» EXERCISE OBJECTIVE: The records that follow are to be repeated without alteration.

» EXTRACTED INFORMATION:
......
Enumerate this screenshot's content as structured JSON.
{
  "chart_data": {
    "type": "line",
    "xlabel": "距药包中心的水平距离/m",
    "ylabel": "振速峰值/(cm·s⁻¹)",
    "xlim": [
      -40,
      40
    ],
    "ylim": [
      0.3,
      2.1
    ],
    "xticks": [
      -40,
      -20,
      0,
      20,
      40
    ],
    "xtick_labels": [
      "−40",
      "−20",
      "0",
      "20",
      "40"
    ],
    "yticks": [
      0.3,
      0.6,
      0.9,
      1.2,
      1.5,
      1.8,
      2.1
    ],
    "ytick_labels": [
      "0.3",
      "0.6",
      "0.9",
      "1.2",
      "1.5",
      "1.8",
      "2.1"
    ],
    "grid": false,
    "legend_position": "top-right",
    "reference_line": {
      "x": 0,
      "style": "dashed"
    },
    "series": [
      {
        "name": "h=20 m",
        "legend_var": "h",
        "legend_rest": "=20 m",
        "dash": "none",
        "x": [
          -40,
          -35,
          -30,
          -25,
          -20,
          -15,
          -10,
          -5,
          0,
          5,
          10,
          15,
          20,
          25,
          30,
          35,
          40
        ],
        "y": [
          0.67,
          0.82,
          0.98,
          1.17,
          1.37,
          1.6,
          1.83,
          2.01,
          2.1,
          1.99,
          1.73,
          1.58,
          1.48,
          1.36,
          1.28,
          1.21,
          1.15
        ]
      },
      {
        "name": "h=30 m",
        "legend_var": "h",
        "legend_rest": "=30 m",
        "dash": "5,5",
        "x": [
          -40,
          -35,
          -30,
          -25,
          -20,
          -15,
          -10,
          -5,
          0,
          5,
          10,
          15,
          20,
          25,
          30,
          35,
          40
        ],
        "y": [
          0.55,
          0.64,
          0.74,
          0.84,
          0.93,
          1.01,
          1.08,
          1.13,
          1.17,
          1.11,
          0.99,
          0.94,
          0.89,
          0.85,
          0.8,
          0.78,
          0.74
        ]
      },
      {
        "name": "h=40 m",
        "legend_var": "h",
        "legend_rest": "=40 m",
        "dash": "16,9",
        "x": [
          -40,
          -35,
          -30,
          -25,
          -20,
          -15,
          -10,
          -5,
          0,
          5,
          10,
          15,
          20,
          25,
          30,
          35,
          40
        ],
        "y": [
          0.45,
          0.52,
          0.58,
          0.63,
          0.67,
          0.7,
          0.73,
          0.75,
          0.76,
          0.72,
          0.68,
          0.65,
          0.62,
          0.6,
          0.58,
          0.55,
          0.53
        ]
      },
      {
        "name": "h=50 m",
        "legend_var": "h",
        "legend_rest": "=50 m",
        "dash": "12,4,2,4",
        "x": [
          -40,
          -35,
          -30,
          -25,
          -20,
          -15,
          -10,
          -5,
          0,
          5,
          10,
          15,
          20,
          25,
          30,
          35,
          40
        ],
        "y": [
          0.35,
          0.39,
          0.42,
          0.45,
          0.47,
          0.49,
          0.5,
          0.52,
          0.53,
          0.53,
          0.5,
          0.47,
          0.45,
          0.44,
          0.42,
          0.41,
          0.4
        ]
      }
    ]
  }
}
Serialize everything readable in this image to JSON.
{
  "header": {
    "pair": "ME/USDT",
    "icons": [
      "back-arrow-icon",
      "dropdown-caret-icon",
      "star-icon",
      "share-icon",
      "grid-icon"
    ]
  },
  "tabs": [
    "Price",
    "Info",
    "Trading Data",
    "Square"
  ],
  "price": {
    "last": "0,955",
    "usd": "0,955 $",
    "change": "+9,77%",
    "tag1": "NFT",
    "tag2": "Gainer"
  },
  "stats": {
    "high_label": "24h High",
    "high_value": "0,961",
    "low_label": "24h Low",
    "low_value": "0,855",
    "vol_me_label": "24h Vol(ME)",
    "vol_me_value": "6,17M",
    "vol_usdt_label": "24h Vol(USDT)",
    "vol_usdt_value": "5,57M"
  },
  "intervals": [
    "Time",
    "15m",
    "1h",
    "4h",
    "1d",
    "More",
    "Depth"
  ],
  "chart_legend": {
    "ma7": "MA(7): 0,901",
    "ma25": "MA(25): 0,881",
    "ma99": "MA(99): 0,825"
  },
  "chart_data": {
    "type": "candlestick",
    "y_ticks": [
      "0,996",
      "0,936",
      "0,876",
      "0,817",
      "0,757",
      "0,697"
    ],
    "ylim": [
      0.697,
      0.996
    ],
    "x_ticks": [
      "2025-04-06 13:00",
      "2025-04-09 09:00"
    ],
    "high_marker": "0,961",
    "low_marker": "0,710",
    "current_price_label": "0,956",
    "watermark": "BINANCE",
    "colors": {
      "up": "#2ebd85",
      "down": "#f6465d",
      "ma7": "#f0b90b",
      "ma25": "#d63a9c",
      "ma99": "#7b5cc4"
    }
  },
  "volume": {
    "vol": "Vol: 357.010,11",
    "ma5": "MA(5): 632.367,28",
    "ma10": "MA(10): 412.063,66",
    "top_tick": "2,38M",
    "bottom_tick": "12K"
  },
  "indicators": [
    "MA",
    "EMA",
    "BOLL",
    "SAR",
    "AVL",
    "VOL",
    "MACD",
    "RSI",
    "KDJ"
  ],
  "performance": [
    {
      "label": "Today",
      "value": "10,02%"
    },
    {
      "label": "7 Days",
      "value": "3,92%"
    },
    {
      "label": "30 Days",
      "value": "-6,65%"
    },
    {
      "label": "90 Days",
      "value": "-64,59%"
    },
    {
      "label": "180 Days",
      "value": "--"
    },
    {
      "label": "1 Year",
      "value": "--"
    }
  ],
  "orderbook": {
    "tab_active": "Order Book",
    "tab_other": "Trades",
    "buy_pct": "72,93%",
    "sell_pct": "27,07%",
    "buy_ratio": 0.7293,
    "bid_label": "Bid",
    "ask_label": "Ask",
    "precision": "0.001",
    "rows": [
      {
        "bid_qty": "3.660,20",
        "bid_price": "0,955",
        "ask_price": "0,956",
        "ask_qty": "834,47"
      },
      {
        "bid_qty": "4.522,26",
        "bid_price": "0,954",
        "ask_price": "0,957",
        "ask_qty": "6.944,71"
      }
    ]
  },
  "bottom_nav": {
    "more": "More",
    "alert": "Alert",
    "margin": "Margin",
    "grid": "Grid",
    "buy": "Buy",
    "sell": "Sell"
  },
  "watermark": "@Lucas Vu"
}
......
» FINISHED ANSWER:
Enumerate this screenshot's content as structured JSON.
{
  "chart_data": {
    "type": "line",
    "xlabel": "距药包中心的水平距离/m",
    "ylabel": "振速峰值/(cm·s⁻¹)",
    "xlim": [
      -40,
      40
    ],
    "ylim": [
      0.3,
      2.1
    ],
    "xticks": [
      -40,
      -20,
      0,
      20,
      40
    ],
    "xtick_labels": [
      "−40",
      "−20",
      "0",
      "20",
      "40"
    ],
    "yticks": [
      0.3,
      0.6,
      0.9,
      1.2,
      1.5,
      1.8,
      2.1
    ],
    "ytick_labels": [
      "0.3",
      "0.6",
      "0.9",
      "1.2",
      "1.5",
      "1.8",
      "2.1"
    ],
    "grid": false,
    "legend_position": "top-right",
    "reference_line": {
      "x": 0,
      "style": "dashed"
    },
    "series": [
      {
        "name": "h=20 m",
        "legend_var": "h",
        "legend_rest": "=20 m",
        "dash": "none",
        "x": [
          -40,
          -35,
          -30,
          -25,
          -20,
          -15,
          -10,
          -5,
          0,
          5,
          10,
          15,
          20,
          25,
          30,
          35,
          40
        ],
        "y": [
          0.67,
          0.82,
          0.98,
          1.17,
          1.37,
          1.6,
          1.83,
          2.01,
          2.1,
          1.99,
          1.73,
          1.58,
          1.48,
          1.36,
          1.28,
          1.21,
          1.15
        ]
      },
      {
        "name": "h=30 m",
        "legend_var": "h",
        "legend_rest": "=30 m",
        "dash": "5,5",
        "x": [
          -40,
          -35,
          -30,
          -25,
          -20,
          -15,
          -10,
          -5,
          0,
          5,
          10,
          15,
          20,
          25,
          30,
          35,
          40
        ],
        "y": [
          0.55,
          0.64,
          0.74,
          0.84,
          0.93,
          1.01,
          1.08,
          1.13,
          1.17,
          1.11,
          0.99,
          0.94,
          0.89,
          0.85,
          0.8,
          0.78,
          0.74
        ]
      },
      {
        "name": "h=40 m",
        "legend_var": "h",
        "legend_rest": "=40 m",
        "dash": "16,9",
        "x": [
          -40,
          -35,
          -30,
          -25,
          -20,
          -15,
          -10,
          -5,
          0,
          5,
          10,
          15,
          20,
          25,
          30,
          35,
          40
        ],
        "y": [
          0.45,
          0.52,
          0.58,
          0.63,
          0.67,
          0.7,
          0.73,
          0.75,
          0.76,
          0.72,
          0.68,
          0.65,
          0.62,
          0.6,
          0.58,
          0.55,
          0.53
        ]
      },
      {
        "name": "h=50 m",
        "legend_var": "h",
        "legend_rest": "=50 m",
        "dash": "12,4,2,4",
        "x": [
          -40,
          -35,
          -30,
          -25,
          -20,
          -15,
          -10,
          -5,
          0,
          5,
          10,
          15,
          20,
          25,
          30,
          35,
          40
        ],
        "y": [
          0.35,
          0.39,
          0.42,
          0.45,
          0.47,
          0.49,
          0.5,
          0.52,
          0.53,
          0.53,
          0.5,
          0.47,
          0.45,
          0.44,
          0.42,
          0.41,
          0.4
        ]
      }
    ]
  }
}
Serialize everything readable in this image to JSON.
{
  "header": {
    "pair": "ME/USDT",
    "icons": [
      "back-arrow-icon",
      "dropdown-caret-icon",
      "star-icon",
      "share-icon",
      "grid-icon"
    ]
  },
  "tabs": [
    "Price",
    "Info",
    "Trading Data",
    "Square"
  ],
  "price": {
    "last": "0,955",
    "usd": "0,955 $",
    "change": "+9,77%",
    "tag1": "NFT",
    "tag2": "Gainer"
  },
  "stats": {
    "high_label": "24h High",
    "high_value": "0,961",
    "low_label": "24h Low",
    "low_value": "0,855",
    "vol_me_label": "24h Vol(ME)",
    "vol_me_value": "6,17M",
    "vol_usdt_label": "24h Vol(USDT)",
    "vol_usdt_value": "5,57M"
  },
  "intervals": [
    "Time",
    "15m",
    "1h",
    "4h",
    "1d",
    "More",
    "Depth"
  ],
  "chart_legend": {
    "ma7": "MA(7): 0,901",
    "ma25": "MA(25): 0,881",
    "ma99": "MA(99): 0,825"
  },
  "chart_data": {
    "type": "candlestick",
    "y_ticks": [
      "0,996",
      "0,936",
      "0,876",
      "0,817",
      "0,757",
      "0,697"
    ],
    "ylim": [
      0.697,
      0.996
    ],
    "x_ticks": [
      "2025-04-06 13:00",
      "2025-04-09 09:00"
    ],
    "high_marker": "0,961",
    "low_marker": "0,710",
    "current_price_label": "0,956",
    "watermark": "BINANCE",
    "colors": {
      "up": "#2ebd85",
      "down": "#f6465d",
      "ma7": "#f0b90b",
      "ma25": "#d63a9c",
      "ma99": "#7b5cc4"
    }
  },
  "volume": {
    "vol": "Vol: 357.010,11",
    "ma5": "MA(5): 632.367,28",
    "ma10": "MA(10): 412.063,66",
    "top_tick": "2,38M",
    "bottom_tick": "12K"
  },
  "indicators": [
    "MA",
    "EMA",
    "BOLL",
    "SAR",
    "AVL",
    "VOL",
    "MACD",
    "RSI",
    "KDJ"
  ],
  "performance": [
    {
      "label": "Today",
      "value": "10,02%"
    },
    {
      "label": "7 Days",
      "value": "3,92%"
    },
    {
      "label": "30 Days",
      "value": "-6,65%"
    },
    {
      "label": "90 Days",
      "value": "-64,59%"
    },
    {
      "label": "180 Days",
      "value": "--"
    },
    {
      "label": "1 Year",
      "value": "--"
    }
  ],
  "orderbook": {
    "tab_active": "Order Book",
    "tab_other": "Trades",
    "buy_pct": "72,93%",
    "sell_pct": "27,07%",
    "buy_ratio": 0.7293,
    "bid_label": "Bid",
    "ask_label": "Ask",
    "precision": "0.001",
    "rows": [
      {
        "bid_qty": "3.660,20",
        "bid_price": "0,955",
        "ask_price": "0,956",
        "ask_qty": "834,47"
      },
      {
        "bid_qty": "4.522,26",
        "bid_price": "0,954",
        "ask_price": "0,957",
        "ask_qty": "6.944,71"
      }
    ]
  },
  "bottom_nav": {
    "more": "More",
    "alert": "Alert",
    "margin": "Margin",
    "grid": "Grid",
    "buy": "Buy",
    "sell": "Sell"
  },
  "watermark": "@Lucas Vu"
}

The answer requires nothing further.